<<<<
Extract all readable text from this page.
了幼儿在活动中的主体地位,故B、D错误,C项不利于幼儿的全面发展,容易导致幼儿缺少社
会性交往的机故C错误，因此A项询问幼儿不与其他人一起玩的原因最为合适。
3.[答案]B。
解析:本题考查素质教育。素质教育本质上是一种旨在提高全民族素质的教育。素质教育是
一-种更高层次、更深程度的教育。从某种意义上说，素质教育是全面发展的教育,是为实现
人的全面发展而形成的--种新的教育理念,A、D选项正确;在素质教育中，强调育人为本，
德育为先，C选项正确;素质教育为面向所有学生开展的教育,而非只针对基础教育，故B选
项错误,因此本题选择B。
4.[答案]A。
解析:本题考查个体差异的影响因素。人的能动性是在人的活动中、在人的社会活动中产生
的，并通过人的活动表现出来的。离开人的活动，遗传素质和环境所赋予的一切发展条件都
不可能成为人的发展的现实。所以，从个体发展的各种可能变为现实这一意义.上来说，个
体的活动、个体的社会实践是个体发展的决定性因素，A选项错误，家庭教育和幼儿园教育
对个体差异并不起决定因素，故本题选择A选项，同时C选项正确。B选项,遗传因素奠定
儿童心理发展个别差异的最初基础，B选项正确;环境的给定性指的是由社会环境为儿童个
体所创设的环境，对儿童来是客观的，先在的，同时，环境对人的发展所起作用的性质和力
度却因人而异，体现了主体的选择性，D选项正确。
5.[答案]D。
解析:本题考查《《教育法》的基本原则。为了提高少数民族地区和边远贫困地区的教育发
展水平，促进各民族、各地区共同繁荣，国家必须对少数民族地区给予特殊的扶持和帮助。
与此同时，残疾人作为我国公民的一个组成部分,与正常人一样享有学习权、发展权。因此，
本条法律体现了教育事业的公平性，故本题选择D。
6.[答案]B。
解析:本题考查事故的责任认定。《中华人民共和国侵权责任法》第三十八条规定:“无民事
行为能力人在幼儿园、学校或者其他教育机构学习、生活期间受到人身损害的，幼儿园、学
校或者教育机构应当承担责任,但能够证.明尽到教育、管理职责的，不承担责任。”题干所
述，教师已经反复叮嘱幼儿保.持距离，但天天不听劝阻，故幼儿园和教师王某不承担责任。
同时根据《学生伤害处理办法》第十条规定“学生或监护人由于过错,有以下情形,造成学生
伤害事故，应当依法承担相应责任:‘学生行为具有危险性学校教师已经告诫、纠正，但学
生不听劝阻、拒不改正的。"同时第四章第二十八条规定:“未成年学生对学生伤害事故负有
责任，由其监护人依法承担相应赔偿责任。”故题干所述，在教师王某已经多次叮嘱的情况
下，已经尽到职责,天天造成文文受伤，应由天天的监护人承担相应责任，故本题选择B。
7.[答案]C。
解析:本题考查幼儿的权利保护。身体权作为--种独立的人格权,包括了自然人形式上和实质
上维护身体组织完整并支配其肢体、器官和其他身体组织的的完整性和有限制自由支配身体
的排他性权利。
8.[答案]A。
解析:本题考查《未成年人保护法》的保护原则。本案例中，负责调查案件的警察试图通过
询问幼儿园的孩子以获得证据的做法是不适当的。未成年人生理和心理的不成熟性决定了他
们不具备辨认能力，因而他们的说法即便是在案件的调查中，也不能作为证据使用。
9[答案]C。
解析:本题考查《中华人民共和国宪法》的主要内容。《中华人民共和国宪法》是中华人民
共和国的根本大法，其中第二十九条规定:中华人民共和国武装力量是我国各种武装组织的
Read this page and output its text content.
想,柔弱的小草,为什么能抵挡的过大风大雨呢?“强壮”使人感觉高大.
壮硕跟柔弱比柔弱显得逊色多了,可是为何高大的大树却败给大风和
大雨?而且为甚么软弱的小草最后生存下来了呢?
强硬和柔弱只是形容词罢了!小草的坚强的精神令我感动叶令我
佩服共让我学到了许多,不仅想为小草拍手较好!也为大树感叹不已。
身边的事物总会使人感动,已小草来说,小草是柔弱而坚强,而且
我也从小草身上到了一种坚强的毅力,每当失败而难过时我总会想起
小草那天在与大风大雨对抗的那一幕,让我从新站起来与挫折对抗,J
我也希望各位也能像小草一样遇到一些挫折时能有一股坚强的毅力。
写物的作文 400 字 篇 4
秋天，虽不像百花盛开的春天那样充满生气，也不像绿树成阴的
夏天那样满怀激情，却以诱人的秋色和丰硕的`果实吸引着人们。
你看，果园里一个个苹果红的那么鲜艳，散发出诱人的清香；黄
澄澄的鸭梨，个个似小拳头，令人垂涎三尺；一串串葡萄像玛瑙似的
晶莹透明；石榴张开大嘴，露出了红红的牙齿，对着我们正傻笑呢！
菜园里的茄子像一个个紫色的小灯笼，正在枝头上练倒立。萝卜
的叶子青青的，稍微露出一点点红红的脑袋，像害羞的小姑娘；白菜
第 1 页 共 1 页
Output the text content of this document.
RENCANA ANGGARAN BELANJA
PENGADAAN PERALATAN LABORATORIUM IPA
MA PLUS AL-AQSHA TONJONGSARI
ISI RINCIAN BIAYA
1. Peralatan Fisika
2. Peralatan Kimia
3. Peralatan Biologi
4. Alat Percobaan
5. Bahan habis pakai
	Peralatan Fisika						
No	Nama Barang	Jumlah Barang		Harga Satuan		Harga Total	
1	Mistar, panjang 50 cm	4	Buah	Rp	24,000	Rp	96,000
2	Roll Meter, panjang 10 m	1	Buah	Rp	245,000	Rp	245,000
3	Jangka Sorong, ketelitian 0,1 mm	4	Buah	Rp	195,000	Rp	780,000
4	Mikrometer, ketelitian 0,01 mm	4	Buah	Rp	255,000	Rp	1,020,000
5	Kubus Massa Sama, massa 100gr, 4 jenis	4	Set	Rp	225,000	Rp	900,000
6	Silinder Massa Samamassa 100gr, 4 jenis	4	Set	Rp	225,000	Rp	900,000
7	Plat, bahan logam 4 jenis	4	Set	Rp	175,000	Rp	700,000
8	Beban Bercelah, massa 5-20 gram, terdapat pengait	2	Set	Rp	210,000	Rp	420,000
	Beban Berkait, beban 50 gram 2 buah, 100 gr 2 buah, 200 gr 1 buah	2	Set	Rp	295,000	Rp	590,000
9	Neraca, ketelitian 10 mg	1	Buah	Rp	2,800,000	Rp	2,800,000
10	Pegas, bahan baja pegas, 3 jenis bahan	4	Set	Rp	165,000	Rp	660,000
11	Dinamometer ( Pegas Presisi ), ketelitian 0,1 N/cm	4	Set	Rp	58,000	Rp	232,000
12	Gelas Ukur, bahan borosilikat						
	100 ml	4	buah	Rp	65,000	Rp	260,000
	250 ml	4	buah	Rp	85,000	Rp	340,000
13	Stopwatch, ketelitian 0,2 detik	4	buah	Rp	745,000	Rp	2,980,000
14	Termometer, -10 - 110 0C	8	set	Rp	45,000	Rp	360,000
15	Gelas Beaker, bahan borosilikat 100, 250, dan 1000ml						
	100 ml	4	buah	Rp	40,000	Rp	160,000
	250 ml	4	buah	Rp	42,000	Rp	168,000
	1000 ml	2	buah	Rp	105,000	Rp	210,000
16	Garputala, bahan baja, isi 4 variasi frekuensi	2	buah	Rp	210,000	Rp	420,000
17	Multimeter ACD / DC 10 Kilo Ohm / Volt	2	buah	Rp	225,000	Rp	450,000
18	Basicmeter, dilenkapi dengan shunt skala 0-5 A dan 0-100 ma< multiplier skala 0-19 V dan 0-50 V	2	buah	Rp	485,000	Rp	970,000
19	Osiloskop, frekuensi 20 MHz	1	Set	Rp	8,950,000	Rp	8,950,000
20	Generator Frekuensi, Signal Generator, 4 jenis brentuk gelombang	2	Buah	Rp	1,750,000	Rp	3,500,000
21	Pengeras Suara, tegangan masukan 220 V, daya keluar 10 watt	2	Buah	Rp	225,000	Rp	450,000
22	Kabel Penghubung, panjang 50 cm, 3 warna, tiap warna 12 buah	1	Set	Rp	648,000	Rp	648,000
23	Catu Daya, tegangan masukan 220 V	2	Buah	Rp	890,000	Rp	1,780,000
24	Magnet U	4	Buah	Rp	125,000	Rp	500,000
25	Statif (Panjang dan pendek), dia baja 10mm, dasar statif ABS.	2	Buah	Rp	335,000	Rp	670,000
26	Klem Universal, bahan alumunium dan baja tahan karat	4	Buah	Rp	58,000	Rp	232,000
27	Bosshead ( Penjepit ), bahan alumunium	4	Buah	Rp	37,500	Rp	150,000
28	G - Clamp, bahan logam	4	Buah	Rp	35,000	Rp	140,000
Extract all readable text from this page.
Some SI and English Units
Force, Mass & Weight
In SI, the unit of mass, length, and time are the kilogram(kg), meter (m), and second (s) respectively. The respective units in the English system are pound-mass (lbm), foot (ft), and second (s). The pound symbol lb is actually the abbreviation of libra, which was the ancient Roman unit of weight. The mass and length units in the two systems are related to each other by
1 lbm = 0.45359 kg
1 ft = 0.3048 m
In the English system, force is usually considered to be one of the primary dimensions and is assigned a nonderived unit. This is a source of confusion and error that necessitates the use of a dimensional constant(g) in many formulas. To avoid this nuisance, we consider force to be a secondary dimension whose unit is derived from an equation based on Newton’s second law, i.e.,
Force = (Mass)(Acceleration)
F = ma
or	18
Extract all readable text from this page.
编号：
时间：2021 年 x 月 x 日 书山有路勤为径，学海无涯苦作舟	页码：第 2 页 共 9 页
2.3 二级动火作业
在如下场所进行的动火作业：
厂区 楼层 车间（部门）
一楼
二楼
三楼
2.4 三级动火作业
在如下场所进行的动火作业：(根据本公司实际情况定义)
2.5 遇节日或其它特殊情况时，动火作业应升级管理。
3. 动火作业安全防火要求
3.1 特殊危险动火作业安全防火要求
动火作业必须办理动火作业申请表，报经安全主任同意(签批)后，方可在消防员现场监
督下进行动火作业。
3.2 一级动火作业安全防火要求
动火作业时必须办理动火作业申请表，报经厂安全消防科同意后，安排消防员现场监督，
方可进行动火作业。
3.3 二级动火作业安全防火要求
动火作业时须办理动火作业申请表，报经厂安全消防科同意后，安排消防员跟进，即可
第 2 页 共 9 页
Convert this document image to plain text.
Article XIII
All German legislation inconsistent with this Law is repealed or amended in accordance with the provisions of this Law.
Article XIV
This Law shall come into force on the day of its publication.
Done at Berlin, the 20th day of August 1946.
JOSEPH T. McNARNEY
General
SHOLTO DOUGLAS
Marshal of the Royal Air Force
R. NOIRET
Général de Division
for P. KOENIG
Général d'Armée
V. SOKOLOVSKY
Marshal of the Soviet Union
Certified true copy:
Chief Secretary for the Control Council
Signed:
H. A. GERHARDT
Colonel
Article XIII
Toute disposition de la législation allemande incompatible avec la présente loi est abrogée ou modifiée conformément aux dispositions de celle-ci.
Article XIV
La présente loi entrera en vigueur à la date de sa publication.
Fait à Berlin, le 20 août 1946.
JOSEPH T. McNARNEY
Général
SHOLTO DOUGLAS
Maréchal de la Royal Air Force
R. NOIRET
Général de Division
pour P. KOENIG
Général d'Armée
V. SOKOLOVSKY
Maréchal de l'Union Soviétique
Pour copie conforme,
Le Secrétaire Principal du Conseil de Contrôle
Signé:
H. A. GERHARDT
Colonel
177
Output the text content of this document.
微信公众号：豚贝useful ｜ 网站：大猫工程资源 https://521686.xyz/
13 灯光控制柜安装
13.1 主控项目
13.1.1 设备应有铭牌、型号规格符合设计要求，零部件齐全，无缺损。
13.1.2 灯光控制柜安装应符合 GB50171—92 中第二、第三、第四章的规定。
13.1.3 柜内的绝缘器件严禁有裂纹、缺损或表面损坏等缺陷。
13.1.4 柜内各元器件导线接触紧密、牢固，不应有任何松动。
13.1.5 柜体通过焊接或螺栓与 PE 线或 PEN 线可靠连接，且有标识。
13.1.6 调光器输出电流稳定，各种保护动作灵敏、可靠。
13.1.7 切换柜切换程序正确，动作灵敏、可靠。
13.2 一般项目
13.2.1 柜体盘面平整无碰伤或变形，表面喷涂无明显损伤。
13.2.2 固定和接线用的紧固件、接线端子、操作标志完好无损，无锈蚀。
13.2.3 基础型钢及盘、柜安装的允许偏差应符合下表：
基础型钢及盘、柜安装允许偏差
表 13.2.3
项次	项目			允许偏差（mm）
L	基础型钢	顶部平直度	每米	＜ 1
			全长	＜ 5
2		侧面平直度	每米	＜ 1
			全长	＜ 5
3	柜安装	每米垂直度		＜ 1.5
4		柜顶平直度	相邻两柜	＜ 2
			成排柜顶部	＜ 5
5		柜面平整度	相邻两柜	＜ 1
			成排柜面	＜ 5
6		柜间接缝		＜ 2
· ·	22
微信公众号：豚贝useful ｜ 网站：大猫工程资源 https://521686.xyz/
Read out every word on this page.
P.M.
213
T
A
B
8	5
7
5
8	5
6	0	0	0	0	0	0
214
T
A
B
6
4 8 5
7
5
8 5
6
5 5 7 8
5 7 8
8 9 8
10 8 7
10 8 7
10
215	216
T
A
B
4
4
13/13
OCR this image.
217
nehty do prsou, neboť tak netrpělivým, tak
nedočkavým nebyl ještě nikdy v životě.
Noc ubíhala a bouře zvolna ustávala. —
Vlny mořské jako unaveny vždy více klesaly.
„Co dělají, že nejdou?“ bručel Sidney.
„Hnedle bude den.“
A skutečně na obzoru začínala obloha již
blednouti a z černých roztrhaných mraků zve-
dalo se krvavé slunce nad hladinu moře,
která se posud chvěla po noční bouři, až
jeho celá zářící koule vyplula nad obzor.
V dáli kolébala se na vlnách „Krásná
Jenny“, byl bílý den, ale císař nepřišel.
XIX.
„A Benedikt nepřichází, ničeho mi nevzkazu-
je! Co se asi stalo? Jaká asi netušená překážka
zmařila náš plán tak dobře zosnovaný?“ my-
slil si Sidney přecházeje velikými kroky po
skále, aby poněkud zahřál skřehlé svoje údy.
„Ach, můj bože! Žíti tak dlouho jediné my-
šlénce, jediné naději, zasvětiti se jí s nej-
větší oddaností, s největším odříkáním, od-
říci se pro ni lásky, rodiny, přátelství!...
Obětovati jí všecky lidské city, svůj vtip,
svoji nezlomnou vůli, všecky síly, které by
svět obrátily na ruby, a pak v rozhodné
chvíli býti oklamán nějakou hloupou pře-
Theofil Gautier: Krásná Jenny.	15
>>>>
== Aim of the exercise ==
From the line holding "OCR this image." through the last line above, reproduce each line exactly and add nothing.

== Exercise response ==
OCR this image.
217
nehty do prsou, neboť tak netrpělivým, tak
nedočkavým nebyl ještě nikdy v životě.
Noc ubíhala a bouře zvolna ustávala. —
Vlny mořské jako unaveny vždy více klesaly.
„Co dělají, že nejdou?“ bručel Sidney.
„Hnedle bude den.“
A skutečně na obzoru začínala obloha již
blednouti a z černých roztrhaných mraků zve-
dalo se krvavé slunce nad hladinu moře,
která se posud chvěla po noční bouři, až
jeho celá zářící koule vyplula nad obzor.
V dáli kolébala se na vlnách „Krásná
Jenny“, byl bílý den, ale císař nepřišel.
XIX.
„A Benedikt nepřichází, ničeho mi nevzkazu-
je! Co se asi stalo? Jaká asi netušená překážka
zmařila náš plán tak dobře zosnovaný?“ my-
slil si Sidney přecházeje velikými kroky po
skále, aby poněkud zahřál skřehlé svoje údy.
„Ach, můj bože! Žíti tak dlouho jediné my-
šlénce, jediné naději, zasvětiti se jí s nej-
větší oddaností, s největším odříkáním, od-
říci se pro ni lásky, rodiny, přátelství!...
Obětovati jí všecky lidské city, svůj vtip,
svoji nezlomnou vůli, všecky síly, které by
svět obrátily na ruby, a pak v rozhodné
chvíli býti oklamán nějakou hloupou pře-
Theofil Gautier: Krásná Jenny.	15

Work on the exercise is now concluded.